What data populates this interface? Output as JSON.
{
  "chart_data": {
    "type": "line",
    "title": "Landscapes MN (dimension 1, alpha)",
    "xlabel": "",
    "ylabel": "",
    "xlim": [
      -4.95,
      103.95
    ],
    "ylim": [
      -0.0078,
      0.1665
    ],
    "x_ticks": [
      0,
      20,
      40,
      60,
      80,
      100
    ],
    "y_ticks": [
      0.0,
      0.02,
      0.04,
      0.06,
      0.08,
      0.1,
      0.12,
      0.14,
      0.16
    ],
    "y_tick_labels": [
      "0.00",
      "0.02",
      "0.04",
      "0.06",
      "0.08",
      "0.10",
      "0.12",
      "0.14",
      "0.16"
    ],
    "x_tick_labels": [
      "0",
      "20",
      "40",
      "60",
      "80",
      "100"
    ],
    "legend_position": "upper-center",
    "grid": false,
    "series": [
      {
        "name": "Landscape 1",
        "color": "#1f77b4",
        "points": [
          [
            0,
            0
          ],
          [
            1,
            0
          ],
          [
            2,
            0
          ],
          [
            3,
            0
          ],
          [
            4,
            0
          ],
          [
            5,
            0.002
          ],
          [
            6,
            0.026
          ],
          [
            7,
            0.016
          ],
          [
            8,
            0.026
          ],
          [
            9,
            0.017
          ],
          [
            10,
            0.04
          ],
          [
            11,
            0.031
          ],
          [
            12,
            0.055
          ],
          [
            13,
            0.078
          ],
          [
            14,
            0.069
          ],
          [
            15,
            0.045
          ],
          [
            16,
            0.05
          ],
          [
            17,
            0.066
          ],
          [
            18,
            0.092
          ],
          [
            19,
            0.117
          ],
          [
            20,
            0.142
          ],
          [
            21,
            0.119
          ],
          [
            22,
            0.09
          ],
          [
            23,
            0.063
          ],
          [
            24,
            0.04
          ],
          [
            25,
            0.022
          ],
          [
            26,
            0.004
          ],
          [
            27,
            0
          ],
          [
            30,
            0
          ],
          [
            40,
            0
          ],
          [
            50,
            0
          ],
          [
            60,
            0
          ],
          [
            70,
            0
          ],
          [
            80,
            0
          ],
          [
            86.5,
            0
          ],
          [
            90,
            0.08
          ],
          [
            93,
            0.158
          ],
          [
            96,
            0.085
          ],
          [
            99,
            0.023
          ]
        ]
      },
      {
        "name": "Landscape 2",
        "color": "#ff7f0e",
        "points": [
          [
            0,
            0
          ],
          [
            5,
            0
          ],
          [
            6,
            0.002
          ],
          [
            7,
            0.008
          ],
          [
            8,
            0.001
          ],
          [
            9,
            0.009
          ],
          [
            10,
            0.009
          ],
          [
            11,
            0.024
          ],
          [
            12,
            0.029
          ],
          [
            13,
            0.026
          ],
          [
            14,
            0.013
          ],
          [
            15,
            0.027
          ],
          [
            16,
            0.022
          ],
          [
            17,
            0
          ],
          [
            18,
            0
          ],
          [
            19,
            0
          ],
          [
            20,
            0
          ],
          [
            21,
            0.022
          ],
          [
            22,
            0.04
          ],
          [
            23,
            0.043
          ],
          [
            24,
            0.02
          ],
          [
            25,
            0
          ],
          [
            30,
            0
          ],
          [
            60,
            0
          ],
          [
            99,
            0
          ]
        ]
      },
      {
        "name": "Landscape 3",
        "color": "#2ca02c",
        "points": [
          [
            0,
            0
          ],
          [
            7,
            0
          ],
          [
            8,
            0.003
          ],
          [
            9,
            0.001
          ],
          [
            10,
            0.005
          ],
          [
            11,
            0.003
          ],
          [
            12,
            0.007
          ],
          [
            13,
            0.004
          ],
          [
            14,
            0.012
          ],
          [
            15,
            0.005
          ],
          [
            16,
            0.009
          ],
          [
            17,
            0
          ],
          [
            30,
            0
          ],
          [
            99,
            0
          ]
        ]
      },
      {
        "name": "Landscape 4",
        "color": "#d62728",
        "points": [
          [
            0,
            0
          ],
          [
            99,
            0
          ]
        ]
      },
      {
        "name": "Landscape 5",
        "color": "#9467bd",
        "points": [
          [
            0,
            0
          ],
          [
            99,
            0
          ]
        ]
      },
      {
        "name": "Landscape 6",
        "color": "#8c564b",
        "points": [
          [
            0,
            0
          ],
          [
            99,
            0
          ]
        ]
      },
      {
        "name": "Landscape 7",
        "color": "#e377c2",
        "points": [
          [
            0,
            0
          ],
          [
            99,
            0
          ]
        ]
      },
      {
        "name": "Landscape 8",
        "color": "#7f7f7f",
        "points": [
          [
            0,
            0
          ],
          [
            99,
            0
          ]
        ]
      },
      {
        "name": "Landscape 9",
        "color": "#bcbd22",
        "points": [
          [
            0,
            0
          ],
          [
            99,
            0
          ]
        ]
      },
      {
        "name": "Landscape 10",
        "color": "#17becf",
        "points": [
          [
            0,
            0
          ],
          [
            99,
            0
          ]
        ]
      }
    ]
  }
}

Exercise brief — Write out the records shown above, exactly as they appear.

Answer in full —
What data populates this interface? Output as JSON.
{
  "chart_data": {
    "type": "line",
    "title": "Landscapes MN (dimension 1, alpha)",
    "xlabel": "",
    "ylabel": "",
    "xlim": [
      -4.95,
      103.95
    ],
    "ylim": [
      -0.0078,
      0.1665
    ],
    "x_ticks": [
      0,
      20,
      40,
      60,
      80,
      100
    ],
    "y_ticks": [
      0.0,
      0.02,
      0.04,
      0.06,
      0.08,
      0.1,
      0.12,
      0.14,
      0.16
    ],
    "y_tick_labels": [
      "0.00",
      "0.02",
      "0.04",
      "0.06",
      "0.08",
      "0.10",
      "0.12",
      "0.14",
      "0.16"
    ],
    "x_tick_labels": [
      "0",
      "20",
      "40",
      "60",
      "80",
      "100"
    ],
    "legend_position": "upper-center",
    "grid": false,
    "series": [
      {
        "name": "Landscape 1",
        "color": "#1f77b4",
        "points": [
          [
            0,
            0
          ],
          [
            1,
            0
          ],
          [
            2,
            0
          ],
          [
            3,
            0
          ],
          [
            4,
            0
          ],
          [
            5,
            0.002
          ],
          [
            6,
            0.026
          ],
          [
            7,
            0.016
          ],
          [
            8,
            0.026
          ],
          [
            9,
            0.017
          ],
          [
            10,
            0.04
          ],
          [
            11,
            0.031
          ],
          [
            12,
            0.055
          ],
          [
            13,
            0.078
          ],
          [
            14,
            0.069
          ],
          [
            15,
            0.045
          ],
          [
            16,
            0.05
          ],
          [
            17,
            0.066
          ],
          [
            18,
            0.092
          ],
          [
            19,
            0.117
          ],
          [
            20,
            0.142
          ],
          [
            21,
            0.119
          ],
          [
            22,
            0.09
          ],
          [
            23,
            0.063
          ],
          [
            24,
            0.04
          ],
          [
            25,
            0.022
          ],
          [
            26,
            0.004
          ],
          [
            27,
            0
          ],
          [
            30,
            0
          ],
          [
            40,
            0
          ],
          [
            50,
            0
          ],
          [
            60,
            0
          ],
          [
            70,
            0
          ],
          [
            80,
            0
          ],
          [
            86.5,
            0
          ],
          [
            90,
            0.08
          ],
          [
            93,
            0.158
          ],
          [
            96,
            0.085
          ],
          [
            99,
            0.023
          ]
        ]
      },
      {
        "name": "Landscape 2",
        "color": "#ff7f0e",
        "points": [
          [
            0,
            0
          ],
          [
            5,
            0
          ],
          [
            6,
            0.002
          ],
          [
            7,
            0.008
          ],
          [
            8,
            0.001
          ],
          [
            9,
            0.009
          ],
          [
            10,
            0.009
          ],
          [
            11,
            0.024
          ],
          [
            12,
            0.029
          ],
          [
            13,
            0.026
          ],
          [
            14,
            0.013
          ],
          [
            15,
            0.027
          ],
          [
            16,
            0.022
          ],
          [
            17,
            0
          ],
          [
            18,
            0
          ],
          [
            19,
            0
          ],
          [
            20,
            0
          ],
          [
            21,
            0.022
          ],
          [
            22,
            0.04
          ],
          [
            23,
            0.043
          ],
          [
            24,
            0.02
          ],
          [
            25,
            0
          ],
          [
            30,
            0
          ],
          [
            60,
            0
          ],
          [
            99,
            0
          ]
        ]
      },
      {
        "name": "Landscape 3",
        "color": "#2ca02c",
        "points": [
          [
            0,
            0
          ],
          [
            7,
            0
          ],
          [
            8,
            0.003
          ],
          [
            9,
            0.001
          ],
          [
            10,
            0.005
          ],
          [
            11,
            0.003
          ],
          [
            12,
            0.007
          ],
          [
            13,
            0.004
          ],
          [
            14,
            0.012
          ],
          [
            15,
            0.005
          ],
          [
            16,
            0.009
          ],
          [
            17,
            0
          ],
          [
            30,
            0
          ],
          [
            99,
            0
          ]
        ]
      },
      {
        "name": "Landscape 4",
        "color": "#d62728",
        "points": [
          [
            0,
            0
          ],
          [
            99,
            0
          ]
        ]
      },
      {
        "name": "Landscape 5",
        "color": "#9467bd",
        "points": [
          [
            0,
            0
          ],
          [
            99,
            0
          ]
        ]
      },
      {
        "name": "Landscape 6",
        "color": "#8c564b",
        "points": [
          [
            0,
            0
          ],
          [
            99,
            0
          ]
        ]
      },
      {
        "name": "Landscape 7",
        "color": "#e377c2",
        "points": [
          [
            0,
            0
          ],
          [
            99,
            0
          ]
        ]
      },
      {
        "name": "Landscape 8",
        "color": "#7f7f7f",
        "points": [
          [
            0,
            0
          ],
          [
            99,
            0
          ]
        ]
      },
      {
        "name": "Landscape 9",
        "color": "#bcbd22",
        "points": [
          [
            0,
            0
          ],
          [
            99,
            0
          ]
        ]
      },
      {
        "name": "Landscape 10",
        "color": "#17becf",
        "points": [
          [
            0,
            0
          ],
          [
            99,
            0
          ]
        ]
      }
    ]
  }
}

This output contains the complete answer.